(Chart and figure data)
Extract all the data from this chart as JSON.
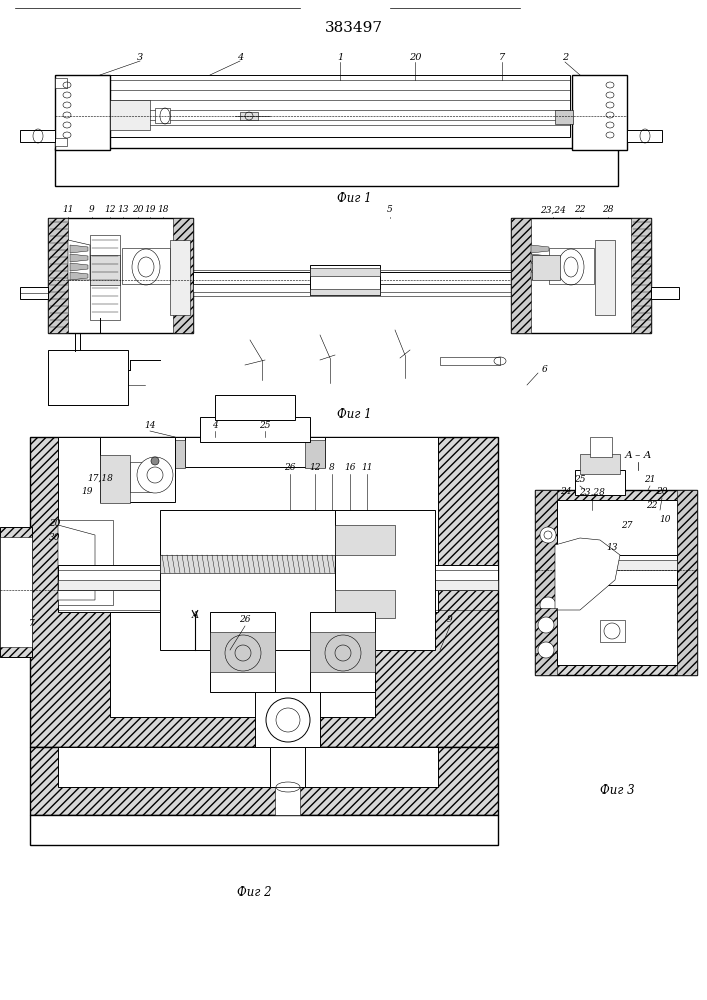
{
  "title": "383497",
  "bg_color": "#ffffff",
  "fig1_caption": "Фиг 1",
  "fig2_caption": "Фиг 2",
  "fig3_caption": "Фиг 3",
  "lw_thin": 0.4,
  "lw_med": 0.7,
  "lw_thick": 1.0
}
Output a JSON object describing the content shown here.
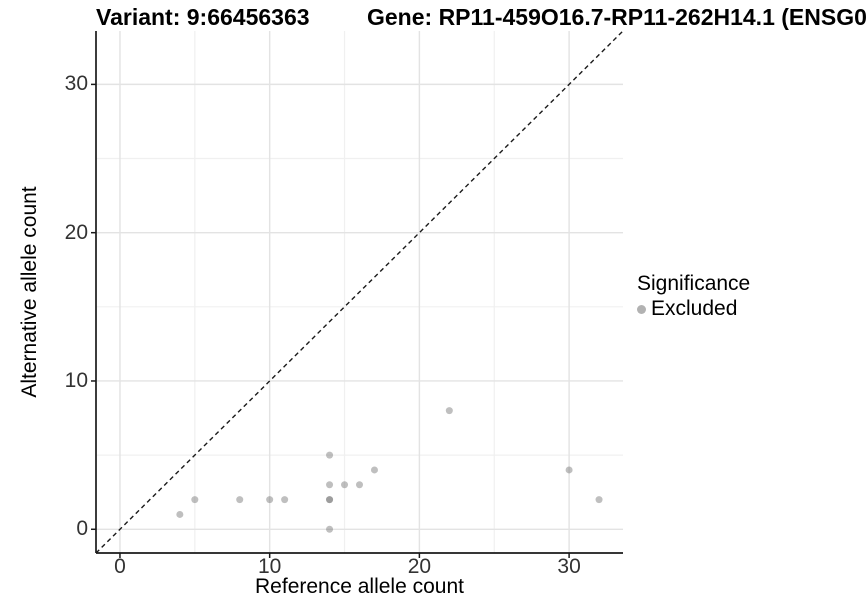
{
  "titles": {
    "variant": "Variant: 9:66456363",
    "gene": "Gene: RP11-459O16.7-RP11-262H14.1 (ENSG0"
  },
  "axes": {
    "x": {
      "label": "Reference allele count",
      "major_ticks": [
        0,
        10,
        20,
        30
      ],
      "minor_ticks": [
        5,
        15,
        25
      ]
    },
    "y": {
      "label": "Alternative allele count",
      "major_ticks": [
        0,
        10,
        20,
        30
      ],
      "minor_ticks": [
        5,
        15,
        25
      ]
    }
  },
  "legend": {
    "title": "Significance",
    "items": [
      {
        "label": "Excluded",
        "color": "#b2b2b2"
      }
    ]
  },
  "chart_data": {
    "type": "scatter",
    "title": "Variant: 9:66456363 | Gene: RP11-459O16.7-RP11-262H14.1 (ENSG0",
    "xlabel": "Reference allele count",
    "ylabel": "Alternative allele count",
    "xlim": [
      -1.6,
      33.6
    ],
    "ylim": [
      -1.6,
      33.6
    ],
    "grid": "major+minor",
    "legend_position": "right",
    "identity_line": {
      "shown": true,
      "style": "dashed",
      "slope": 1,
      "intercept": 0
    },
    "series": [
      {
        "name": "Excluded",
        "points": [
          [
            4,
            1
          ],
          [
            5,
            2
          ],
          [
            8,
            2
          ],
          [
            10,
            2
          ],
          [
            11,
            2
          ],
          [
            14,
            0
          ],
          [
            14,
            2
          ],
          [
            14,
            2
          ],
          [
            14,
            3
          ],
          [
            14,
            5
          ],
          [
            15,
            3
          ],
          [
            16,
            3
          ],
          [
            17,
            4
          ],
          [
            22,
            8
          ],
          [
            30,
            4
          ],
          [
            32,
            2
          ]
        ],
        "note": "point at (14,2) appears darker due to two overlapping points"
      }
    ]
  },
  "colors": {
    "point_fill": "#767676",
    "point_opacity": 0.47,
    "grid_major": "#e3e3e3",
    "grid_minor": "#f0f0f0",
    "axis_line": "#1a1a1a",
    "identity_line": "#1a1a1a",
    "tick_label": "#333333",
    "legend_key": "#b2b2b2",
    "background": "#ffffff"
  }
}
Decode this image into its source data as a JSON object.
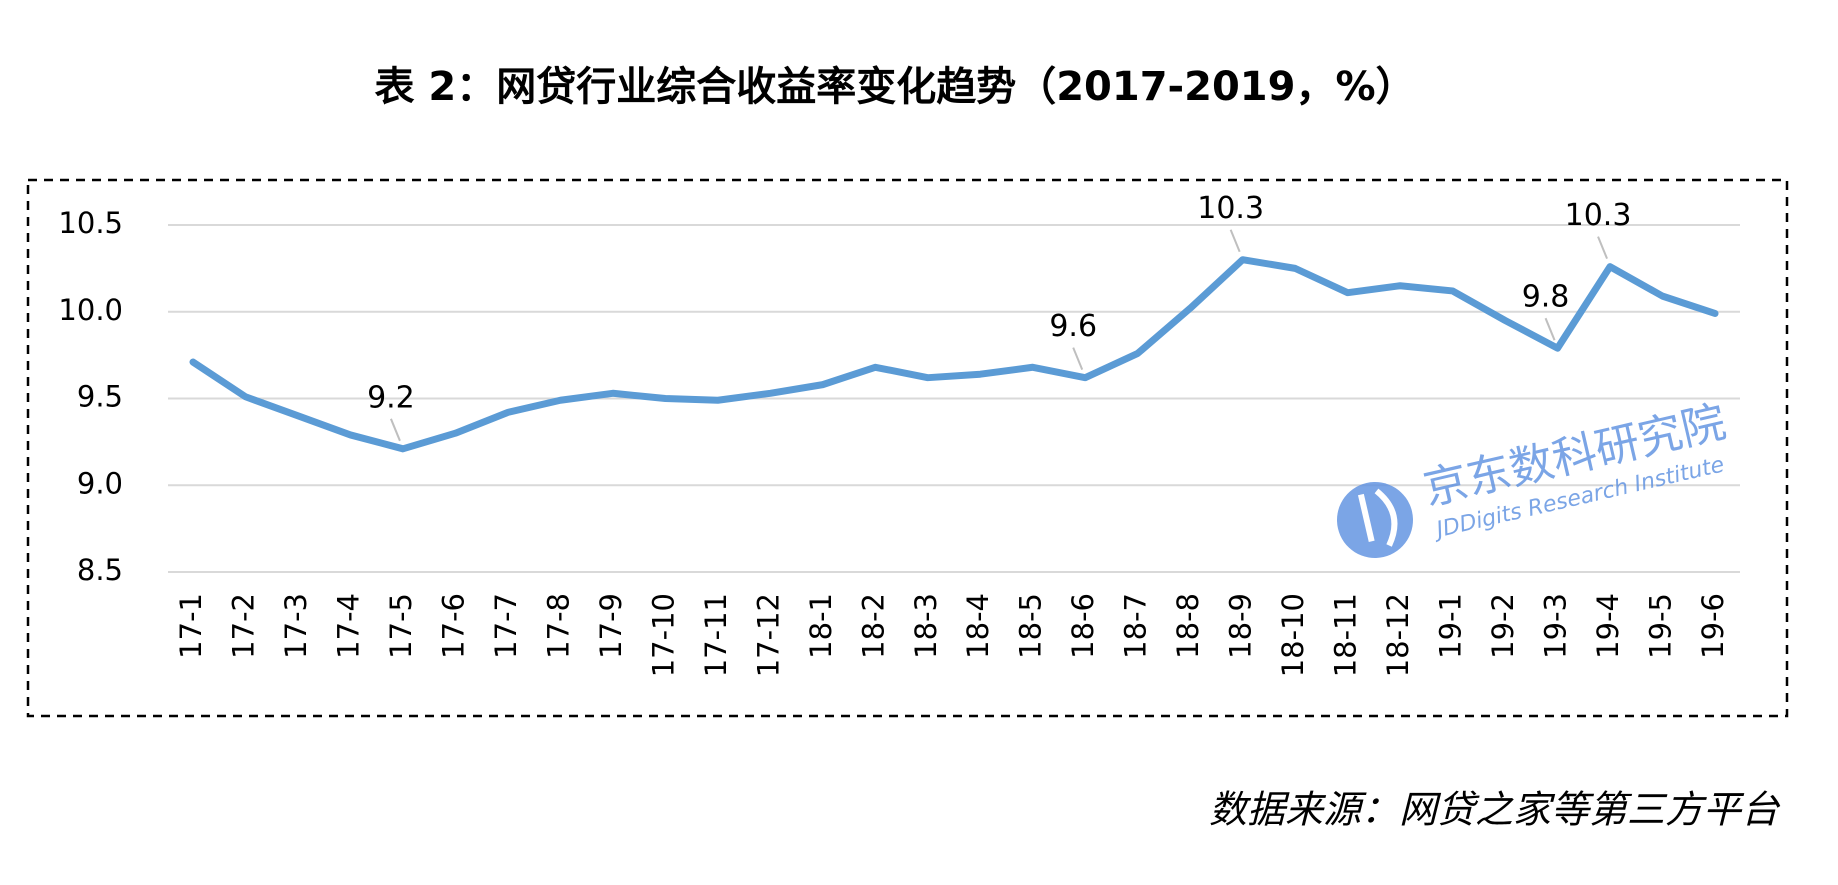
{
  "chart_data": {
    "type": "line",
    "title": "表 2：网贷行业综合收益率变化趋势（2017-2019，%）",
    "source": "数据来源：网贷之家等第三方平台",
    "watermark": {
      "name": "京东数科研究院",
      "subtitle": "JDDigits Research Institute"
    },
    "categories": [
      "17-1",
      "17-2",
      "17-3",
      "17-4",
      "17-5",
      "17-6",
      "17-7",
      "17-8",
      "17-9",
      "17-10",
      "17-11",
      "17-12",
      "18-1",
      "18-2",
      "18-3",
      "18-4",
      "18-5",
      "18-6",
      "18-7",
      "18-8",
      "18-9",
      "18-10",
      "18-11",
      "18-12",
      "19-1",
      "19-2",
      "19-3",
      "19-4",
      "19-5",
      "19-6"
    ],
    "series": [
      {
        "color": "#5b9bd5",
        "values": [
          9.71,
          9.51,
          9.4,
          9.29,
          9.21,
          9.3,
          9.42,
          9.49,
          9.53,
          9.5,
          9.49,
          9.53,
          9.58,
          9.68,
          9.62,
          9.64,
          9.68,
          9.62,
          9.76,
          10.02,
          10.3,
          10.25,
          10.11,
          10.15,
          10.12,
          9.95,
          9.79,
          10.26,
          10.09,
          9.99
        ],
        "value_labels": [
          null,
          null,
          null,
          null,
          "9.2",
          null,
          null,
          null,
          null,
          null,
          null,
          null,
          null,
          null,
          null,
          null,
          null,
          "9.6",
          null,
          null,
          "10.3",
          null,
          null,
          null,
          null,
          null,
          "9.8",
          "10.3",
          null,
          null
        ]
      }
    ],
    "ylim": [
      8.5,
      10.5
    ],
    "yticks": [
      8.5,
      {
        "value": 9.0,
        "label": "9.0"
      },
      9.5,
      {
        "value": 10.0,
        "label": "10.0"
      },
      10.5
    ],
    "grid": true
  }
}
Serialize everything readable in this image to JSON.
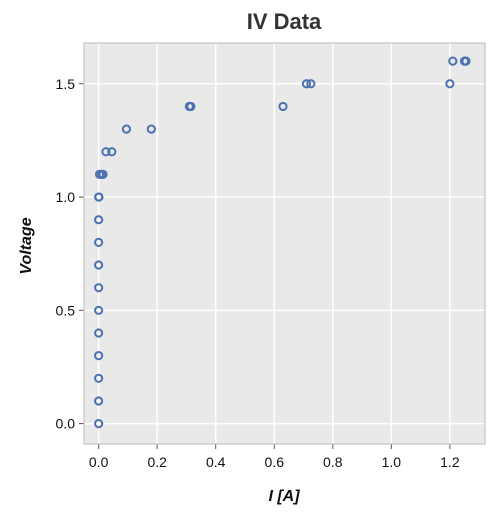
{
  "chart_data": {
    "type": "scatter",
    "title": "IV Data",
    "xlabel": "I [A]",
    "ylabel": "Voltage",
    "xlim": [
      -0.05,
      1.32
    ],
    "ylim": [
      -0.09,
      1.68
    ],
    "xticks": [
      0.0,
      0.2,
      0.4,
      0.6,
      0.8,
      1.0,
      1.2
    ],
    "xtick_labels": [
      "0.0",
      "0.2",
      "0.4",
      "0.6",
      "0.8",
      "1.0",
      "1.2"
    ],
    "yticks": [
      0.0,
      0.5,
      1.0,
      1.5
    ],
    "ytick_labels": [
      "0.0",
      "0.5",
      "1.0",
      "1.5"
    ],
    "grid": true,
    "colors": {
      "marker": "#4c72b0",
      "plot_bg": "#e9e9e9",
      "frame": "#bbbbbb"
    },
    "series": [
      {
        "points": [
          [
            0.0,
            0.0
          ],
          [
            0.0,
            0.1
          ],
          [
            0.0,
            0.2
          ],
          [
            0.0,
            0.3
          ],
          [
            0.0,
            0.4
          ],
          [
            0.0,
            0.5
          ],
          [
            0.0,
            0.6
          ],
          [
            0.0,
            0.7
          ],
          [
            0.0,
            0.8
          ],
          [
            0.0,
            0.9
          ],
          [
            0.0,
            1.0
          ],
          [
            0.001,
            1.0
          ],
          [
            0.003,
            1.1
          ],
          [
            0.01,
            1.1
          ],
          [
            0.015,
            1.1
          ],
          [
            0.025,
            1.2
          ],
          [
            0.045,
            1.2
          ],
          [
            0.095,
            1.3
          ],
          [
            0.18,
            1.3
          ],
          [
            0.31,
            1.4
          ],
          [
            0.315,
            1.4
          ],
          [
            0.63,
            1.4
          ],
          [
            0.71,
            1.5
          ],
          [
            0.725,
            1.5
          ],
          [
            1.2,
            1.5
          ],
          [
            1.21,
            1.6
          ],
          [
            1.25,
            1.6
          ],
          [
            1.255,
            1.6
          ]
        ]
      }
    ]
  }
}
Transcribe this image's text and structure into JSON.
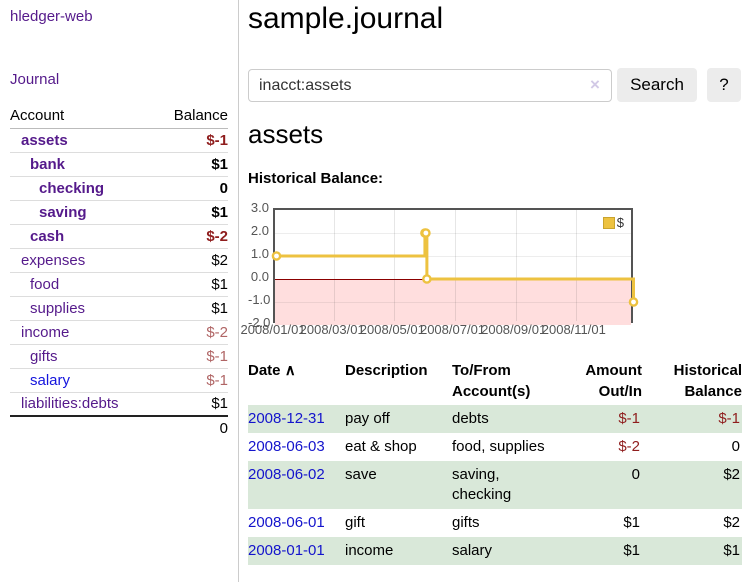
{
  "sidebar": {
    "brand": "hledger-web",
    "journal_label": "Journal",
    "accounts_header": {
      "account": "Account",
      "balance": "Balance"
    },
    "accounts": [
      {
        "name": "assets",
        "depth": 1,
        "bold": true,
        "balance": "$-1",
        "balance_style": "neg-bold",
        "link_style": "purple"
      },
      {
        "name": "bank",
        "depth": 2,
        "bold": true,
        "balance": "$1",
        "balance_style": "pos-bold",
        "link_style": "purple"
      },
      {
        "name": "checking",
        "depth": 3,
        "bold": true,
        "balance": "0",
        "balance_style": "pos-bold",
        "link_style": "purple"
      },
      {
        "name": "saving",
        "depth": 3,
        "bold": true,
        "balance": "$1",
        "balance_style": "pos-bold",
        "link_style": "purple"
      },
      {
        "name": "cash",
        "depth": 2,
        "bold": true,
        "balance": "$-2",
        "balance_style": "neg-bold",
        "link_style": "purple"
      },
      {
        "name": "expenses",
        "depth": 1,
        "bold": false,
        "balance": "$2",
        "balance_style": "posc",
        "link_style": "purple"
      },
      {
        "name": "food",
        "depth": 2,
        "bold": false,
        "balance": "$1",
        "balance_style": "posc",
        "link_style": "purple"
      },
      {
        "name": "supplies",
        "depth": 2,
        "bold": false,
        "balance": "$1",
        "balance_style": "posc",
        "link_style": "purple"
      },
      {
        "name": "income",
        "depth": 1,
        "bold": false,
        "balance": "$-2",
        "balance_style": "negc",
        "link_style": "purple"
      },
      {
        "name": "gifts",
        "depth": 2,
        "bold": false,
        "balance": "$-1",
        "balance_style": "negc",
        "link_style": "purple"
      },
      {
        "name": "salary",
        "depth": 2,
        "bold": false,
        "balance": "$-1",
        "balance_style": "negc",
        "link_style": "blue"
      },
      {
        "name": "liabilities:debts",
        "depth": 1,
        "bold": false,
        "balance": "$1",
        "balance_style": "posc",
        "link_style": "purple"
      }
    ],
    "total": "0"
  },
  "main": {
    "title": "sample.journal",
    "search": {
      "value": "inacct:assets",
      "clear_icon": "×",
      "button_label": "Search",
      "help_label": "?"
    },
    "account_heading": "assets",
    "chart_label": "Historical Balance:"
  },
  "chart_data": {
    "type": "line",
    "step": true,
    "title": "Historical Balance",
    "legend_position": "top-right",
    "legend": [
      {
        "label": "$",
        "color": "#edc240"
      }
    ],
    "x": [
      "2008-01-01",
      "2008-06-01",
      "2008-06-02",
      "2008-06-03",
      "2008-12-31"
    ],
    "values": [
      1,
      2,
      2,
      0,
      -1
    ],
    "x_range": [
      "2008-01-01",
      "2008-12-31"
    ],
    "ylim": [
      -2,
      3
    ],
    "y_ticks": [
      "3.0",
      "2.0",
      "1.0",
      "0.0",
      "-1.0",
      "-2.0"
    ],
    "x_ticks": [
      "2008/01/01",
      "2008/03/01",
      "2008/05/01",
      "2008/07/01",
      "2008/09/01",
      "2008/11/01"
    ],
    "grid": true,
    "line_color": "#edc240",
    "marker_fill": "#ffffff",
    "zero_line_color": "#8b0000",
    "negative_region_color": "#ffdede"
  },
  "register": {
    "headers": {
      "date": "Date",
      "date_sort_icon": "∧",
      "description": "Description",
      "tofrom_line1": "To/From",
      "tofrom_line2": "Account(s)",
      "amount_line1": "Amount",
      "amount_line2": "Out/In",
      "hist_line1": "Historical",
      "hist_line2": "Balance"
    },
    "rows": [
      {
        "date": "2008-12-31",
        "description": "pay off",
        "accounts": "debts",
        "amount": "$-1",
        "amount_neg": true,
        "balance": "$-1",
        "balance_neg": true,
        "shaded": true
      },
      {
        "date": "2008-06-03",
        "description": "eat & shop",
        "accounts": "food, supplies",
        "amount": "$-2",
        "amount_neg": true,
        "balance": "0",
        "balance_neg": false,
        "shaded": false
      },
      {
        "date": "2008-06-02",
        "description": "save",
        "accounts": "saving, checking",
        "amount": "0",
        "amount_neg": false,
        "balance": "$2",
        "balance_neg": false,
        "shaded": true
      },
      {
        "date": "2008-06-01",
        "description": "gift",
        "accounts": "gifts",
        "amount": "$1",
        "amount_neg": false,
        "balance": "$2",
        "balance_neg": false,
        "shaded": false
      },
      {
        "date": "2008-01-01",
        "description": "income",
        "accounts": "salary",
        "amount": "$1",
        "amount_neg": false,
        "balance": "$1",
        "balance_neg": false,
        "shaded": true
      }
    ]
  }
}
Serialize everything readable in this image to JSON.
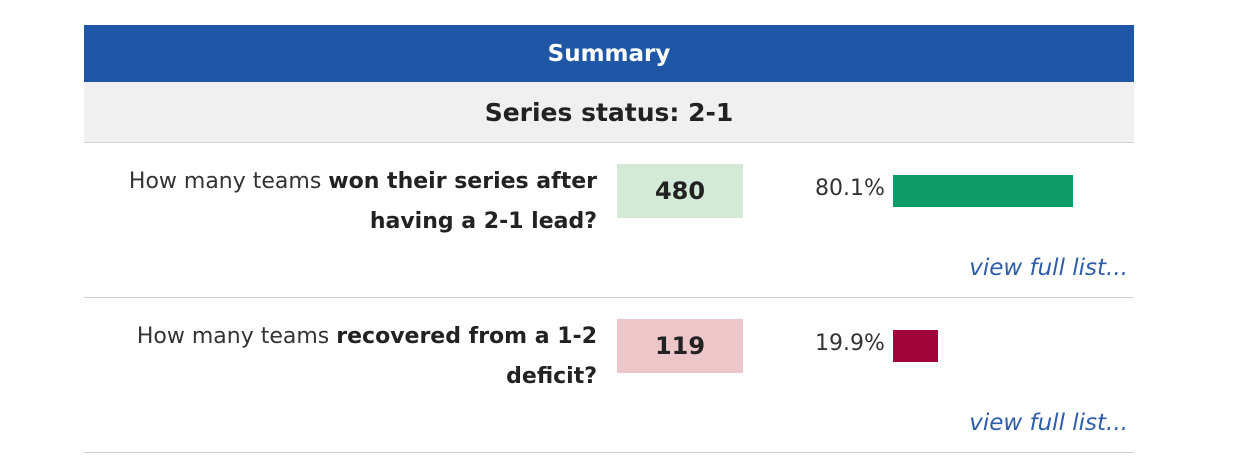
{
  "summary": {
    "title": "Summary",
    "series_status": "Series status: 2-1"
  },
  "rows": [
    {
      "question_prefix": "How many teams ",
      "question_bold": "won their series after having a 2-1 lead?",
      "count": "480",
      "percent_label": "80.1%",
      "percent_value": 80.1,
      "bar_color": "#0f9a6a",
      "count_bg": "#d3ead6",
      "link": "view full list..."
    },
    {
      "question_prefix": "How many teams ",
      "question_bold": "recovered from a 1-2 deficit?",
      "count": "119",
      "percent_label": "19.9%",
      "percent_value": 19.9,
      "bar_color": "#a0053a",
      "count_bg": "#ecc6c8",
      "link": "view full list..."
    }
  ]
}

### Exercise
Keep only those lines of the records that hold "Alternative", and return them.

### Exercise result
      "label": "Alternative allele count",
    "ylabel": "Alternative allele count",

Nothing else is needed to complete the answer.